## WHAT IS BEING ASKED
From the records below, copy every line that contains the word "title".

─── PROVIDED MATERIAL

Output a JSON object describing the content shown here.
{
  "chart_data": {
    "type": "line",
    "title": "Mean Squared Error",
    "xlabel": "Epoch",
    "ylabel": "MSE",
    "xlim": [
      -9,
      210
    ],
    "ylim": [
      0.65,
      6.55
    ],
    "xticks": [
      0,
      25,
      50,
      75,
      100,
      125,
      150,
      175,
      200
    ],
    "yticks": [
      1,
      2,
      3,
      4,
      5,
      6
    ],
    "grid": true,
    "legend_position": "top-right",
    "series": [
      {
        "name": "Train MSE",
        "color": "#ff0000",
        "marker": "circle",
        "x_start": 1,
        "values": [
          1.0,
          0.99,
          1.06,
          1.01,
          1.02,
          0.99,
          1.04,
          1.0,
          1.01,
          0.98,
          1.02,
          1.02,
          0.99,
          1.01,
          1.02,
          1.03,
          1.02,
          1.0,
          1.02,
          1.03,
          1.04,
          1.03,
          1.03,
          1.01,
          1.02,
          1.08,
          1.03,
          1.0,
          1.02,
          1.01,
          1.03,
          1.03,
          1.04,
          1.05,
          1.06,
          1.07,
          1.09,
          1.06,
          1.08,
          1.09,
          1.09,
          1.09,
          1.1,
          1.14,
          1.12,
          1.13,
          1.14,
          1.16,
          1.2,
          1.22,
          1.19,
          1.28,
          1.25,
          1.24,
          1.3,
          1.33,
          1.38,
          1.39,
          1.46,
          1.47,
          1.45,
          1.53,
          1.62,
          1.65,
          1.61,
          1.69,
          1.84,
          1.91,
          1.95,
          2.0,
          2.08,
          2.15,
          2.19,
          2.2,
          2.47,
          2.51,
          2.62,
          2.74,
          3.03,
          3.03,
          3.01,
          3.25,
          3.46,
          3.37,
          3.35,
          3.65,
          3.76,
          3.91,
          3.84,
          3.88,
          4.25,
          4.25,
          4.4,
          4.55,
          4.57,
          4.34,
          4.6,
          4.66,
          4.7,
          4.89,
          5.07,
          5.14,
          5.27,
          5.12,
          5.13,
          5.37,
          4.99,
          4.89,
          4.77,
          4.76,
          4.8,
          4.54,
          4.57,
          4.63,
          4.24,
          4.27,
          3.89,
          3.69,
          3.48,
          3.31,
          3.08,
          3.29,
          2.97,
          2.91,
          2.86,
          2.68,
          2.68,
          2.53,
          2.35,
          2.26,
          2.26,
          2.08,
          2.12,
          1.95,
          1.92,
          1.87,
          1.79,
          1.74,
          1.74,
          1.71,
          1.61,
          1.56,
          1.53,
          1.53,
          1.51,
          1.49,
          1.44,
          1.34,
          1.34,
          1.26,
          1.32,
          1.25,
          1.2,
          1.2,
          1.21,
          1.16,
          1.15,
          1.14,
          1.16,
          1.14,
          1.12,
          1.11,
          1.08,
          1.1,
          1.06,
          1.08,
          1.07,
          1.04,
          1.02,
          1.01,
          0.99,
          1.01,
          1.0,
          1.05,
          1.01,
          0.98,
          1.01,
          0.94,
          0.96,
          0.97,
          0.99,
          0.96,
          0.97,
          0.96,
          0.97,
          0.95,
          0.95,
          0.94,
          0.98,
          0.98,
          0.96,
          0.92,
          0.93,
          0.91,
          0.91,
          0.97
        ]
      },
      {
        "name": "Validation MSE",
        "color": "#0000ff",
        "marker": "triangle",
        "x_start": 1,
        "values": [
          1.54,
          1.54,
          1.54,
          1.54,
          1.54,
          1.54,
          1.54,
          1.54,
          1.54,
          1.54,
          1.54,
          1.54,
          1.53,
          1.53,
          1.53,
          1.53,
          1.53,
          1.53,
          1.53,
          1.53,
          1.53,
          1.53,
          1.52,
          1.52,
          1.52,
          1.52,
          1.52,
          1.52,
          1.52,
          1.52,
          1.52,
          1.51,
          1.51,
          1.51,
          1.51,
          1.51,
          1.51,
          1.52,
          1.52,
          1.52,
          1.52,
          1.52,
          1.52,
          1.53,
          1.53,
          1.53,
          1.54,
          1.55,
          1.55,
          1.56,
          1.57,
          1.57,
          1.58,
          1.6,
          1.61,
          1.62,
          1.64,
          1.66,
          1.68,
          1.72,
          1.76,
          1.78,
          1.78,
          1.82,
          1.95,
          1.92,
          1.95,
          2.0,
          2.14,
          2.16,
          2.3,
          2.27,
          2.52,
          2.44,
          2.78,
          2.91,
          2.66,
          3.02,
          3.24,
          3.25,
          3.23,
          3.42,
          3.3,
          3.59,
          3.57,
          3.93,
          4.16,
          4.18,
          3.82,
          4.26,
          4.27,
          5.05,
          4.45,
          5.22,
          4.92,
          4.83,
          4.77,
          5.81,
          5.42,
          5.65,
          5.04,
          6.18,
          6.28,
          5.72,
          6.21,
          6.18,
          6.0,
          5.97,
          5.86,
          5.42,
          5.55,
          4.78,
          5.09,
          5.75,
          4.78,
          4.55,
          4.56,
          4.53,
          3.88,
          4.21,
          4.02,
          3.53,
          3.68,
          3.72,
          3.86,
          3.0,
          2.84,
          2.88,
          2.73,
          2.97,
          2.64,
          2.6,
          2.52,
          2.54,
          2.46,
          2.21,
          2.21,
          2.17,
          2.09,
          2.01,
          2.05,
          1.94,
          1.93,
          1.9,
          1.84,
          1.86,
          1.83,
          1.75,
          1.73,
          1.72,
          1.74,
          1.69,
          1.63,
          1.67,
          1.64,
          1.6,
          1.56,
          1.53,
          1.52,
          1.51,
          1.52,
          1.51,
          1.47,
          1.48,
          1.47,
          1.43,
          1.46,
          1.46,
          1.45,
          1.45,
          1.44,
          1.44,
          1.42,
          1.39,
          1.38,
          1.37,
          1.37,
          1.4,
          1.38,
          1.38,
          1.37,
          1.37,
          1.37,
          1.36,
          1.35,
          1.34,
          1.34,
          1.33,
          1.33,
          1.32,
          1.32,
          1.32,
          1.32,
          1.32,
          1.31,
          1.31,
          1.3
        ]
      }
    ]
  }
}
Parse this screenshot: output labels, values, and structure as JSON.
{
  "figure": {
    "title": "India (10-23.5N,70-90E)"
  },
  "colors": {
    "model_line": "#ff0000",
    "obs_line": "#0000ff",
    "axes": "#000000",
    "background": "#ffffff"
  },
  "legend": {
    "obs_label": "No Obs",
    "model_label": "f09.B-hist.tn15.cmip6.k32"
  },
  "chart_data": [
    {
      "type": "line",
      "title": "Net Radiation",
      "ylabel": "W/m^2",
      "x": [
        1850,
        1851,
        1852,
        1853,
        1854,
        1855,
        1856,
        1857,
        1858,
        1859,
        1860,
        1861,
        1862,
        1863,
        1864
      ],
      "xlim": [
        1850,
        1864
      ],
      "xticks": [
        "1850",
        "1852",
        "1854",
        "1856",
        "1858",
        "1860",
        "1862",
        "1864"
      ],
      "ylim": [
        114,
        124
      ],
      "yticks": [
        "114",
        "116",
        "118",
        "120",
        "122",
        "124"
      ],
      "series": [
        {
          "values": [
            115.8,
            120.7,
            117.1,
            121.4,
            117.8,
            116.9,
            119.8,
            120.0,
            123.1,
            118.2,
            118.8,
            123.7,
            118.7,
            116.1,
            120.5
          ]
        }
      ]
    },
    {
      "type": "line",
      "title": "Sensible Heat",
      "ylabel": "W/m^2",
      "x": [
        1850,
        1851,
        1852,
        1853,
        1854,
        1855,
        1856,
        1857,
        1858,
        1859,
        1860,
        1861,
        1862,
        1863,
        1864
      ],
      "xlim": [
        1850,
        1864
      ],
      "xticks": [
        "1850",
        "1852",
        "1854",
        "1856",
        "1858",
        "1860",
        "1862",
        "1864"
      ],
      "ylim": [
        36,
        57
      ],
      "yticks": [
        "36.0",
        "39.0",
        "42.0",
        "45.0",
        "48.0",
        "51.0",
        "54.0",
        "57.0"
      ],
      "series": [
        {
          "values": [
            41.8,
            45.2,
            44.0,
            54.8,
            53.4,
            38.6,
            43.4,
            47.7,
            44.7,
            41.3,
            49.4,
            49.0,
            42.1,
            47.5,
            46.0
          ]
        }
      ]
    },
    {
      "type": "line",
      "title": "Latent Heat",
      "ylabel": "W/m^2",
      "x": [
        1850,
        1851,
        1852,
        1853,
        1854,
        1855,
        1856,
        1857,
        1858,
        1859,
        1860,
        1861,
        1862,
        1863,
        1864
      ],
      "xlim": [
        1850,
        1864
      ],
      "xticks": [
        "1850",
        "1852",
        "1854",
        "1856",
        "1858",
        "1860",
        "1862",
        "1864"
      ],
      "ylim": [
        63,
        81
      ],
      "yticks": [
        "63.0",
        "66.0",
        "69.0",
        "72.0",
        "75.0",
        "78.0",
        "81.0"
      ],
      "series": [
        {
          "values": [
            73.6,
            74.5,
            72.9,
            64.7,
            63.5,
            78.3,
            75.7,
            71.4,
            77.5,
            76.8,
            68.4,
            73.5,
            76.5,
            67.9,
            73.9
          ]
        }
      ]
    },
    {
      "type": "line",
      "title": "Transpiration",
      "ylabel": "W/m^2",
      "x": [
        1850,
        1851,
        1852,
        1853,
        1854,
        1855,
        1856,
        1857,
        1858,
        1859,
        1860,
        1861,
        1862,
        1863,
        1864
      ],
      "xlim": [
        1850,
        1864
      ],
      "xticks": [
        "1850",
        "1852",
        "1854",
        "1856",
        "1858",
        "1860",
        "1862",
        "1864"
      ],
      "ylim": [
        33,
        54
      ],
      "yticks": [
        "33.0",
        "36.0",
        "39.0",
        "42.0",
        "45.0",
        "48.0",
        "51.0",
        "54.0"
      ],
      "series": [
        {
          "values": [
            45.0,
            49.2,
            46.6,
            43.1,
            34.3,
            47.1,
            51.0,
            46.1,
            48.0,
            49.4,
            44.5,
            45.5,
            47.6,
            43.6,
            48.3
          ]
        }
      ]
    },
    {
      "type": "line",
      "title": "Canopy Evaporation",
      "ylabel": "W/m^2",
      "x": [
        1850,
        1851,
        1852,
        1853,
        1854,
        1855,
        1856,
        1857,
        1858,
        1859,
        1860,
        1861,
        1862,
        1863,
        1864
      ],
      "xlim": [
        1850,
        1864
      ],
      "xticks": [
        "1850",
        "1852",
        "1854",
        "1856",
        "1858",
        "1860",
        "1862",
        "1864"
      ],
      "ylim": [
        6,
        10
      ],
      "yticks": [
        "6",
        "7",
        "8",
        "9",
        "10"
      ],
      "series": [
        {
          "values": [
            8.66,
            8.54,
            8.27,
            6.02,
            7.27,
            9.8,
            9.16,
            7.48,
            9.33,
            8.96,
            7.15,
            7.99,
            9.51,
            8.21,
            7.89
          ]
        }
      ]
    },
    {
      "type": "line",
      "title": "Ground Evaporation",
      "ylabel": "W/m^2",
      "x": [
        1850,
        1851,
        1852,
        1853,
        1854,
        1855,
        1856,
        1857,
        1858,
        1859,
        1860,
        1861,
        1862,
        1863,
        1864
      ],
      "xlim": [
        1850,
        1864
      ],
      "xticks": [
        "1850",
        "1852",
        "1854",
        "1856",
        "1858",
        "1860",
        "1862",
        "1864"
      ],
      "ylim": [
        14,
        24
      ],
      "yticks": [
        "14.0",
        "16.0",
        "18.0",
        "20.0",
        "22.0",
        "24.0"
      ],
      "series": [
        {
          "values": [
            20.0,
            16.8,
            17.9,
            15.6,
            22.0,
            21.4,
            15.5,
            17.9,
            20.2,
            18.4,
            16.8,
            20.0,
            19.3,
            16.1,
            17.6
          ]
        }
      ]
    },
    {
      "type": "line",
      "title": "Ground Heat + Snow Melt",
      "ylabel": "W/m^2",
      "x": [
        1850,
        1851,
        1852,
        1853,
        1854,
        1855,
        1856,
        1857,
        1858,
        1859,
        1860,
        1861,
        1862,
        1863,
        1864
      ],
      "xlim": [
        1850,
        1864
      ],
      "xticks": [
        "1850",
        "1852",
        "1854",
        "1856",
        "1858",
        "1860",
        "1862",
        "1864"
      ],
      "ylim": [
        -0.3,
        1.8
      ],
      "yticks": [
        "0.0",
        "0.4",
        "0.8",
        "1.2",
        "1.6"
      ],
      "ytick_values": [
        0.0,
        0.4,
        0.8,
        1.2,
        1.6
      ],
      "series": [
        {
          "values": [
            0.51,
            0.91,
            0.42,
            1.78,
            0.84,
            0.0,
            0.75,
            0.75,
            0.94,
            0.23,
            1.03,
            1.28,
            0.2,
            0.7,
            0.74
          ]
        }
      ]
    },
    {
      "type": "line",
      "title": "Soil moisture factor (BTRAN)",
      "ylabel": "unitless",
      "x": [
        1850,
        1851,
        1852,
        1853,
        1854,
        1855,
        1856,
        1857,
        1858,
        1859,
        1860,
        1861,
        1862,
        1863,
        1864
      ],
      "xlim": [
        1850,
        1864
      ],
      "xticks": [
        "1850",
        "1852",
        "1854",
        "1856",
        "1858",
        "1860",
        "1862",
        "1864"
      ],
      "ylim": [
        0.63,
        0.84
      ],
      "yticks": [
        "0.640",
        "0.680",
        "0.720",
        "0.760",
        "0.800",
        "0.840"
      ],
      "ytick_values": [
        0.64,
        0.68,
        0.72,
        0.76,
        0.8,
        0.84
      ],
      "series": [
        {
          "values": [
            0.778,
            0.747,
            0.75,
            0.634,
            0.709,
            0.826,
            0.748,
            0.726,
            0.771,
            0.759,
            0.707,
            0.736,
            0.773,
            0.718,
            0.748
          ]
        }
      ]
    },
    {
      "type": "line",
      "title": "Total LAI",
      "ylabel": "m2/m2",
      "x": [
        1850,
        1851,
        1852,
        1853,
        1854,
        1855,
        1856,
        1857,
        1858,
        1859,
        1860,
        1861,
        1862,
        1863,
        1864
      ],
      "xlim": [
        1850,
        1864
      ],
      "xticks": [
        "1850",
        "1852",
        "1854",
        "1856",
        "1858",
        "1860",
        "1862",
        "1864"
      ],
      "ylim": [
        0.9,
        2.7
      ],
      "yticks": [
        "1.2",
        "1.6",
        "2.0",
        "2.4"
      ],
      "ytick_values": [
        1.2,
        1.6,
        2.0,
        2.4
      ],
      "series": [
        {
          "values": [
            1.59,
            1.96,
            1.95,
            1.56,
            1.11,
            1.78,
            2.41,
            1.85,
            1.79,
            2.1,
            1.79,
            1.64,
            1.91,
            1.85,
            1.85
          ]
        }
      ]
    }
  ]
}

──────

## THE COMPLETED TASK
    "title": "Mean Squared Error",
    "title": "India (10-23.5N,70-90E)"
      "title": "Net Radiation",
      "title": "Sensible Heat",
      "title": "Latent Heat",
      "title": "Transpiration",
      "title": "Canopy Evaporation",
      "title": "Ground Evaporation",
      "title": "Ground Heat + Snow Melt",
      "title": "Soil moisture factor (BTRAN)",
      "title": "Total LAI",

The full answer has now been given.